Omit every picture while repeating the entries exactly.

• **Stored data**
****************************************

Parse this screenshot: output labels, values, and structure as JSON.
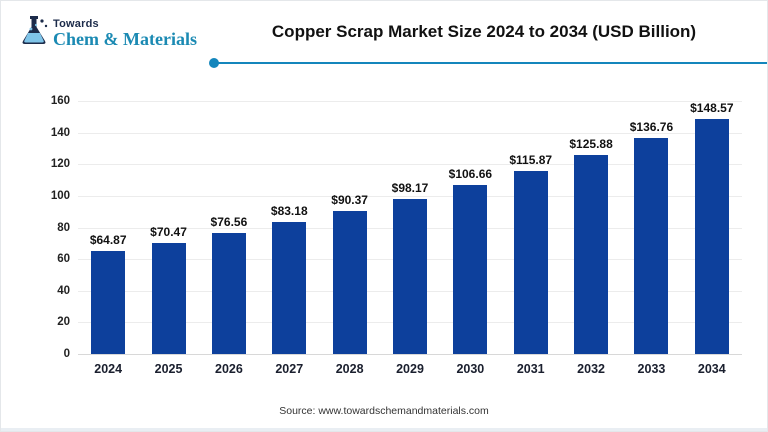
{
  "header": {
    "logo_top": "Towards",
    "logo_bottom": "Chem & Materials"
  },
  "chart_data": {
    "type": "bar",
    "title": "Copper Scrap Market Size 2024 to 2034 (USD Billion)",
    "categories": [
      "2024",
      "2025",
      "2026",
      "2027",
      "2028",
      "2029",
      "2030",
      "2031",
      "2032",
      "2033",
      "2034"
    ],
    "values": [
      64.87,
      70.47,
      76.56,
      83.18,
      90.37,
      98.17,
      106.66,
      115.87,
      125.88,
      136.76,
      148.57
    ],
    "value_labels": [
      "$64.87",
      "$70.47",
      "$76.56",
      "$83.18",
      "$90.37",
      "$98.17",
      "$106.66",
      "$115.87",
      "$125.88",
      "$136.76",
      "$148.57"
    ],
    "xlabel": "",
    "ylabel": "",
    "ylim": [
      0,
      160
    ],
    "ytick_step": 20,
    "grid": true,
    "legend": "none",
    "bar_color": "#0d409c"
  },
  "footer": {
    "source": "Source: www.towardschemandmaterials.com"
  },
  "colors": {
    "bar": "#0d409c",
    "brand_teal": "#1b8ab3",
    "brand_navy": "#1c2b4a",
    "divider": "#1486bc",
    "gridline": "#ececec"
  }
}
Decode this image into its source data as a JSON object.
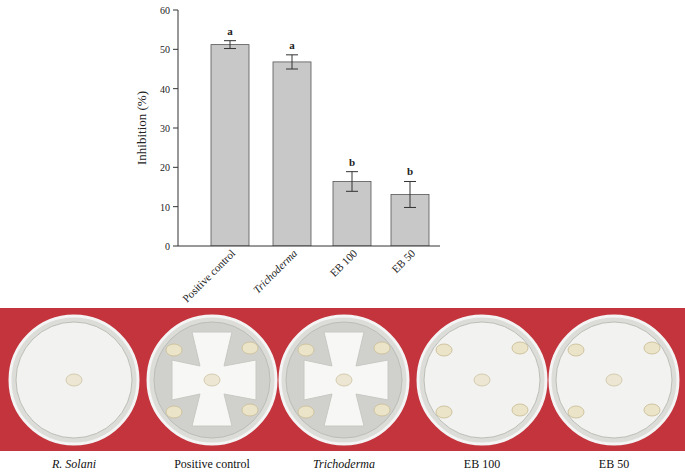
{
  "chart_data": {
    "type": "bar",
    "y_label": "Inhibition (%)",
    "categories": [
      "Positive control",
      "Trichoderma",
      "EB 100",
      "EB 50"
    ],
    "values": [
      51.2,
      46.8,
      16.4,
      13.1
    ],
    "errors": [
      1.0,
      1.8,
      2.5,
      3.3
    ],
    "annotations": [
      "a",
      "a",
      "b",
      "b"
    ],
    "color": "#c8c8c8",
    "ylim": [
      0,
      60
    ],
    "yticks": [
      0,
      10,
      20,
      30,
      40,
      50,
      60
    ],
    "grid": false
  },
  "panel": {
    "labels": [
      "R. Solani",
      "Positive control",
      "Trichoderma",
      "EB 100",
      "EB 50"
    ]
  }
}
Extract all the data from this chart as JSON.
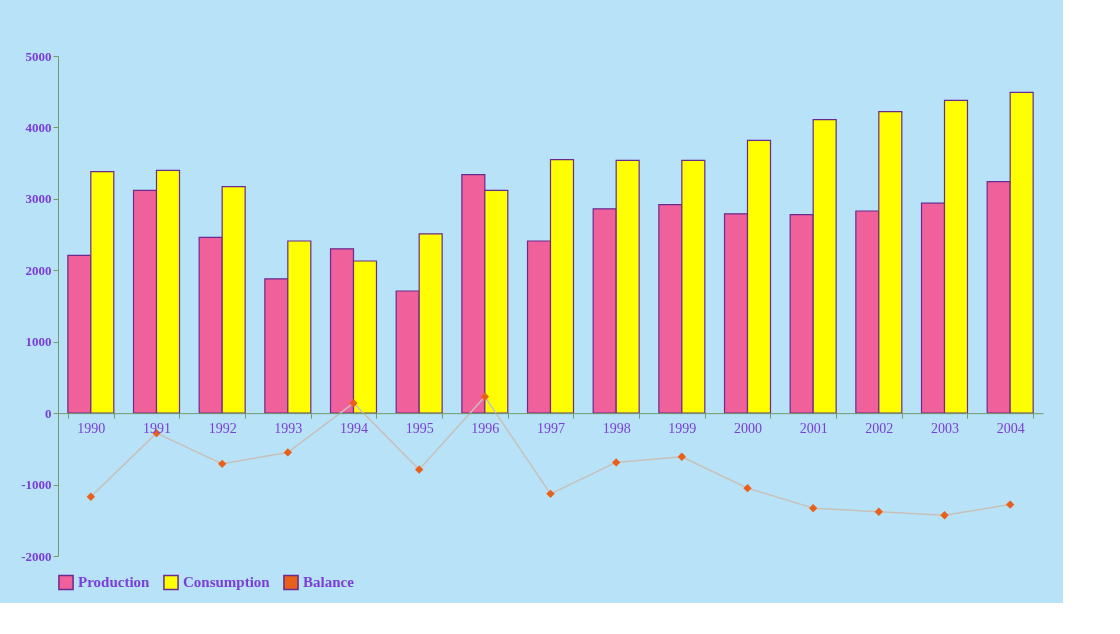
{
  "chart_data": {
    "type": "bar",
    "categories": [
      "1990",
      "1991",
      "1992",
      "1993",
      "1994",
      "1995",
      "1996",
      "1997",
      "1998",
      "1999",
      "2000",
      "2001",
      "2002",
      "2003",
      "2004"
    ],
    "series": [
      {
        "name": "Production",
        "color": "#f0609a",
        "values": [
          2210,
          3120,
          2460,
          1880,
          2300,
          1710,
          3340,
          2410,
          2860,
          2920,
          2790,
          2780,
          2830,
          2940,
          3240
        ]
      },
      {
        "name": "Consumption",
        "color": "#ffff00",
        "values": [
          3380,
          3400,
          3170,
          2410,
          2130,
          2510,
          3120,
          3550,
          3540,
          3540,
          3820,
          4110,
          4220,
          4380,
          4490
        ]
      },
      {
        "name": "Balance",
        "type": "line",
        "color": "#e8601c",
        "marker": "diamond",
        "line_style": "solid",
        "values": [
          -1170,
          -280,
          -710,
          -550,
          140,
          -790,
          230,
          -1130,
          -690,
          -610,
          -1050,
          -1330,
          -1380,
          -1430,
          -1280
        ]
      }
    ],
    "ylim": [
      -2000,
      5000
    ],
    "yticks": [
      -2000,
      -1000,
      0,
      1000,
      2000,
      3000,
      4000,
      5000
    ],
    "grid": false,
    "legend": "bottom"
  }
}
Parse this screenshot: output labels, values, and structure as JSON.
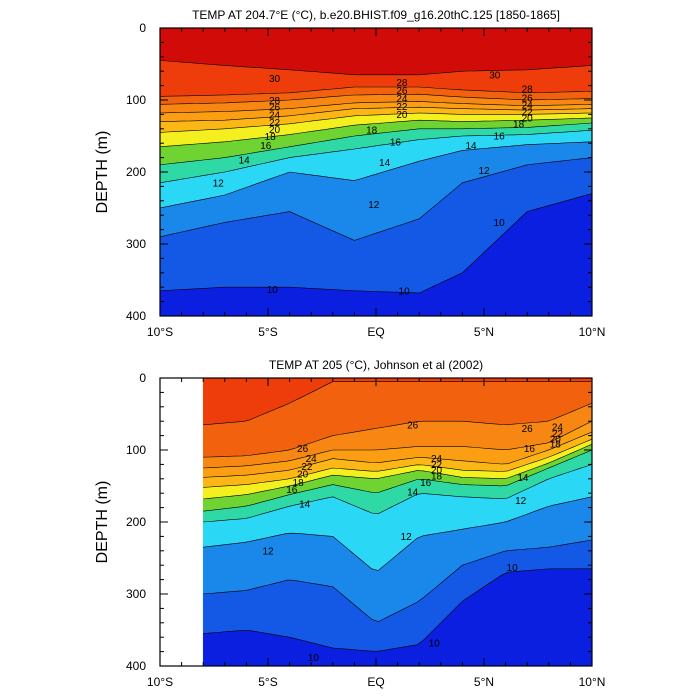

****************************************

• **Result of this exercise**
Parse this screenshot: output labels, values, and structure as JSON.
{
  "header": {
    "logo_top": "Towards",
    "logo_bottom": "Chem & Materials"
  },
  "chart_data": {
    "type": "bar",
    "title": "Copper Scrap Market Size 2024 to 2034 (USD Billion)",
    "categories": [
      "2024",
      "2025",
      "2026",
      "2027",
      "2028",
      "2029",
      "2030",
      "2031",
      "2032",
      "2033",
      "2034"
    ],
    "values": [
      64.87,
      70.47,
      76.56,
      83.18,
      90.37,
      98.17,
      106.66,
      115.87,
      125.88,
      136.76,
      148.57
    ],
    "value_labels": [
      "$64.87",
      "$70.47",
      "$76.56",
      "$83.18",
      "$90.37",
      "$98.17",
      "$106.66",
      "$115.87",
      "$125.88",
      "$136.76",
      "$148.57"
    ],
    "xlabel": "",
    "ylabel": "",
    "ylim": [
      0,
      160
    ],
    "ytick_step": 20,
    "grid": true,
    "legend": "none",
    "bar_color": "#0d409c"
  },
  "footer": {
    "source": "Source: www.towardschemandmaterials.com"
  },
  "colors": {
    "bar": "#0d409c",
    "brand_teal": "#1b8ab3",
    "brand_navy": "#1c2b4a",
    "divider": "#1486bc",
    "gridline": "#ececec"
  }
}
Decode this image into its source data as a JSON object.
{
  "chart_data": {
    "type": "bar",
    "y_label": "Inhibition (%)",
    "categories": [
      "Positive control",
      "Trichoderma",
      "EB 100",
      "EB 50"
    ],
    "values": [
      51.2,
      46.8,
      16.4,
      13.1
    ],
    "errors": [
      1.0,
      1.8,
      2.5,
      3.3
    ],
    "annotations": [
      "a",
      "a",
      "b",
      "b"
    ],
    "color": "#c8c8c8",
    "ylim": [
      0,
      60
    ],
    "yticks": [
      0,
      10,
      20,
      30,
      40,
      50,
      60
    ],
    "grid": false
  },
  "panel": {
    "labels": [
      "R. Solani",
      "Positive control",
      "Trichoderma",
      "EB 100",
      "EB 50"
    ]
  }
}
Extract all the data from this chart as JSON.
{
  "chart_data": {
    "type": "bar",
    "categories": [
      "1990",
      "1991",
      "1992",
      "1993",
      "1994",
      "1995",
      "1996",
      "1997",
      "1998",
      "1999",
      "2000",
      "2001",
      "2002",
      "2003",
      "2004"
    ],
    "series": [
      {
        "name": "Production",
        "color": "#f0609a",
        "values": [
          2210,
          3120,
          2460,
          1880,
          2300,
          1710,
          3340,
          2410,
          2860,
          2920,
          2790,
          2780,
          2830,
          2940,
          3240
        ]
      },
      {
        "name": "Consumption",
        "color": "#ffff00",
        "values": [
          3380,
          3400,
          3170,
          2410,
          2130,
          2510,
          3120,
          3550,
          3540,
          3540,
          3820,
          4110,
          4220,
          4380,
          4490
        ]
      },
      {
        "name": "Balance",
        "type": "line",
        "color": "#e8601c",
        "marker": "diamond",
        "line_style": "solid",
        "values": [
          -1170,
          -280,
          -710,
          -550,
          140,
          -790,
          230,
          -1130,
          -690,
          -610,
          -1050,
          -1330,
          -1380,
          -1430,
          -1280
        ]
      }
    ],
    "ylim": [
      -2000,
      5000
    ],
    "yticks": [
      -2000,
      -1000,
      0,
      1000,
      2000,
      3000,
      4000,
      5000
    ],
    "grid": false,
    "legend": "bottom"
  }
}
Parse this screenshot: output labels, values, and structure as JSON.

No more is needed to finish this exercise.